** BEGIN **
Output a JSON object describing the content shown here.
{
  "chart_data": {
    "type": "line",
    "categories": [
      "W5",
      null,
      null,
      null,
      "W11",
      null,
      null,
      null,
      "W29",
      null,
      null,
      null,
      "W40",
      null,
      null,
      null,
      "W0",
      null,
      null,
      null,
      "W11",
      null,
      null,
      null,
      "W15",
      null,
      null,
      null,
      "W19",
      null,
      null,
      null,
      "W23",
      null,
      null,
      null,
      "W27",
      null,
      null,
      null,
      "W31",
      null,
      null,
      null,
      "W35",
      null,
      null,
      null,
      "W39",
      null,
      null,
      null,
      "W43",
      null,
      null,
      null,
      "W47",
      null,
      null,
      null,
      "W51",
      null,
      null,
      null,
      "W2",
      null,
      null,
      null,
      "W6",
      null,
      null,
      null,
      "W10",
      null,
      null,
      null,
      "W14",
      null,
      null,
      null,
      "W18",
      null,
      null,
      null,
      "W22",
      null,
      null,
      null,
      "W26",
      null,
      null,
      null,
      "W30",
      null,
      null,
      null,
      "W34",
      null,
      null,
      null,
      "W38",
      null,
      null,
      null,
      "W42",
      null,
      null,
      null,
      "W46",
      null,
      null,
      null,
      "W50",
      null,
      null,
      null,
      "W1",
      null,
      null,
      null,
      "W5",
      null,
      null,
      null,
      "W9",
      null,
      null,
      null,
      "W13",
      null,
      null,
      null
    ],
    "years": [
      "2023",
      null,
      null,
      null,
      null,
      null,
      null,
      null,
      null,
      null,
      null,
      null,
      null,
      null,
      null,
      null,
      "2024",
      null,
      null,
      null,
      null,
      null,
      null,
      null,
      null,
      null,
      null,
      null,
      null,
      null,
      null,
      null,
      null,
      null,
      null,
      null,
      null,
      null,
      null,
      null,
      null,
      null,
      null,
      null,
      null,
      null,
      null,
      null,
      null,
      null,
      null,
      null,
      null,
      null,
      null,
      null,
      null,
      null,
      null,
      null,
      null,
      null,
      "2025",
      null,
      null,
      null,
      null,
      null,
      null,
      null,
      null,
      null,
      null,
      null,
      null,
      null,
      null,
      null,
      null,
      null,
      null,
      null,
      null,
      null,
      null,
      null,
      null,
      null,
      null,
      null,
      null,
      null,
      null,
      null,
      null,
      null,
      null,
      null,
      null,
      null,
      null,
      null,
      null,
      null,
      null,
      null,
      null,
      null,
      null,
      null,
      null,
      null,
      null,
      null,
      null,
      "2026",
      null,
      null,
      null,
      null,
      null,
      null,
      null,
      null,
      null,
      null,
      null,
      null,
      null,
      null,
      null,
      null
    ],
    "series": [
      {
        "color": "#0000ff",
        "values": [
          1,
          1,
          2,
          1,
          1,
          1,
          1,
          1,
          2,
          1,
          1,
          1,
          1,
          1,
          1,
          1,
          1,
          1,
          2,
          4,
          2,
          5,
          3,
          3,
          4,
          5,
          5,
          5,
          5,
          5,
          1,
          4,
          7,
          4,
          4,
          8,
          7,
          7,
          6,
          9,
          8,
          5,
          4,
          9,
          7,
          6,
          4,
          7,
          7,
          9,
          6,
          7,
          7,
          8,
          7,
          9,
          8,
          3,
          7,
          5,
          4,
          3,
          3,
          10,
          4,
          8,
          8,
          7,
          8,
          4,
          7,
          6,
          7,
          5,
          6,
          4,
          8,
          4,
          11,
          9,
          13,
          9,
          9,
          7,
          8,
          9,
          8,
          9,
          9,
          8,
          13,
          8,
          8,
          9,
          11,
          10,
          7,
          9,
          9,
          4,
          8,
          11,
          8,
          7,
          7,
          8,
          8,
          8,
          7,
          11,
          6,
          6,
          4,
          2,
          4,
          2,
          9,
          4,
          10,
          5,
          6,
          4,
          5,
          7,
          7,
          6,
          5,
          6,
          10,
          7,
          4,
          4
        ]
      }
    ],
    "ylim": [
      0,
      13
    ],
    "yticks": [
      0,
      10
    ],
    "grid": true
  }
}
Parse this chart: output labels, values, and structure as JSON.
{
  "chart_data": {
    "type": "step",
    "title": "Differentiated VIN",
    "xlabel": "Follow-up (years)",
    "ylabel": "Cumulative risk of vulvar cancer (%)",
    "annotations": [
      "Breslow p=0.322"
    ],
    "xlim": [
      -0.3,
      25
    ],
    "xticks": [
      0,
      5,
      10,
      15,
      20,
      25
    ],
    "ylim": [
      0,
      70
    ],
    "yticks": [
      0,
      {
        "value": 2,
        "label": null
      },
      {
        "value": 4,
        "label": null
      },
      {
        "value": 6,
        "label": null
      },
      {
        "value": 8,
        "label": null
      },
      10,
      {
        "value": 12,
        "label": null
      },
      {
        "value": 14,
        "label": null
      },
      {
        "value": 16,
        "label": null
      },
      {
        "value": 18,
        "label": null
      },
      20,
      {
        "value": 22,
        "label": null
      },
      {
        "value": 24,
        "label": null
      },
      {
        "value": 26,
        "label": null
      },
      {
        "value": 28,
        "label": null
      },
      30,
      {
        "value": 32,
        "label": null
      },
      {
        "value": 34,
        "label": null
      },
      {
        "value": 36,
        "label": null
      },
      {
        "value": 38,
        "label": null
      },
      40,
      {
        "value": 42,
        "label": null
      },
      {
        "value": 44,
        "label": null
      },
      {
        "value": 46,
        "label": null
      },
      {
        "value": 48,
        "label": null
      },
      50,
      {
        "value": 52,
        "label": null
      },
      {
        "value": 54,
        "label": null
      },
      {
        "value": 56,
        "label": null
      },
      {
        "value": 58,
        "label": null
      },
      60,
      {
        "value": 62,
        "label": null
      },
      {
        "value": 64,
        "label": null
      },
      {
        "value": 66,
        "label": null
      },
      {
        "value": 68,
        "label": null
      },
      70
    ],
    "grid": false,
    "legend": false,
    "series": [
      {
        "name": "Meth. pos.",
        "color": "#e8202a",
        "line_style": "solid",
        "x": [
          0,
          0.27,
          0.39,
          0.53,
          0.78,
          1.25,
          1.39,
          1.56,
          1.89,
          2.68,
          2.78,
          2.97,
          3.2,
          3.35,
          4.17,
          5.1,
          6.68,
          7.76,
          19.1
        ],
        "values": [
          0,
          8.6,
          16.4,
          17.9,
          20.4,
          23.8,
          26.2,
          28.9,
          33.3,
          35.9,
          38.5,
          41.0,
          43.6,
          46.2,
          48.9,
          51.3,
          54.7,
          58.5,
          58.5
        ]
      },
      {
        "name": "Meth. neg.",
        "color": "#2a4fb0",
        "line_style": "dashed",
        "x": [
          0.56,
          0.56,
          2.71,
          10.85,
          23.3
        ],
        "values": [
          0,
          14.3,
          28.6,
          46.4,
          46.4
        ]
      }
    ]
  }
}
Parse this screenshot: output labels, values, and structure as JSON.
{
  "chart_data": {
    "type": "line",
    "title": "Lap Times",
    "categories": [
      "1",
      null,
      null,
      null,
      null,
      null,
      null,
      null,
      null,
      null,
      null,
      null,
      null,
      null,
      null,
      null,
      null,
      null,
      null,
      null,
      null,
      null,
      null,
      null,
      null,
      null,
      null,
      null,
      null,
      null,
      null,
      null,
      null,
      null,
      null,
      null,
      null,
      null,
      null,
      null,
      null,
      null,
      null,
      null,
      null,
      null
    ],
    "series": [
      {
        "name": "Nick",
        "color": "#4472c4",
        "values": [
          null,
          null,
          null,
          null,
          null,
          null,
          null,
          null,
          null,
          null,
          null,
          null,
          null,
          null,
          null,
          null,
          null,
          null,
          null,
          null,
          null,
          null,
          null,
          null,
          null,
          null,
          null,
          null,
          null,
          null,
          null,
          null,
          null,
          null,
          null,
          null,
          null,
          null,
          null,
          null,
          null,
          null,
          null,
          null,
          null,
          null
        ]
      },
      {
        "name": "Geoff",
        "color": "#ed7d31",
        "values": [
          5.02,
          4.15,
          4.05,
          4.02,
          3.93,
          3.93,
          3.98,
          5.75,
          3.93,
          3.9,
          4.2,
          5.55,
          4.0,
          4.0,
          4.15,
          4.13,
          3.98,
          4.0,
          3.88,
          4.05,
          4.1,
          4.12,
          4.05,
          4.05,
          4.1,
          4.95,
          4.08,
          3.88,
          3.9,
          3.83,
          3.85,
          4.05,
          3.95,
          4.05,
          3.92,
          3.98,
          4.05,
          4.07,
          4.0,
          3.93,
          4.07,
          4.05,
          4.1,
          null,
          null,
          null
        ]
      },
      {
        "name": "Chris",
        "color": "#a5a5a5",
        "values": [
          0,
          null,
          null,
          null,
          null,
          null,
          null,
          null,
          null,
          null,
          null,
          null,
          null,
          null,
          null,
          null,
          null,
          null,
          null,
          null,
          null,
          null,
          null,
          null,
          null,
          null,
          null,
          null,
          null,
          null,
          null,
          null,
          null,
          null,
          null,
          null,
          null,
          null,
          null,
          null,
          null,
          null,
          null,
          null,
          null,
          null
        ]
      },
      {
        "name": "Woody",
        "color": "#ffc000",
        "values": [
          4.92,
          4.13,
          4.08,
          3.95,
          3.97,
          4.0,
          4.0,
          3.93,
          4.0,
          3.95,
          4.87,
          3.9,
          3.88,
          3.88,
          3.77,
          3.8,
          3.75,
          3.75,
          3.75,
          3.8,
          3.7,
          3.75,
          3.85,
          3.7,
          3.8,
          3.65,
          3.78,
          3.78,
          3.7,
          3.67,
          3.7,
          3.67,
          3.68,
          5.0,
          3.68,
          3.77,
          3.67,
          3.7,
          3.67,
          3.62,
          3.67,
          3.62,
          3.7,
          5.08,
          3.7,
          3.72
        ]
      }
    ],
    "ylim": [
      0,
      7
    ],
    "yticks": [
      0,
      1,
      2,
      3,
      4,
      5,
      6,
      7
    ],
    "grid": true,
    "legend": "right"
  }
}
** END **
- _Directions_: Copy all lines from the material that contain "this".

- _Answer below_:
Parse this chart: output labels, values, and structure as JSON.
Parse this screenshot: output labels, values, and structure as JSON.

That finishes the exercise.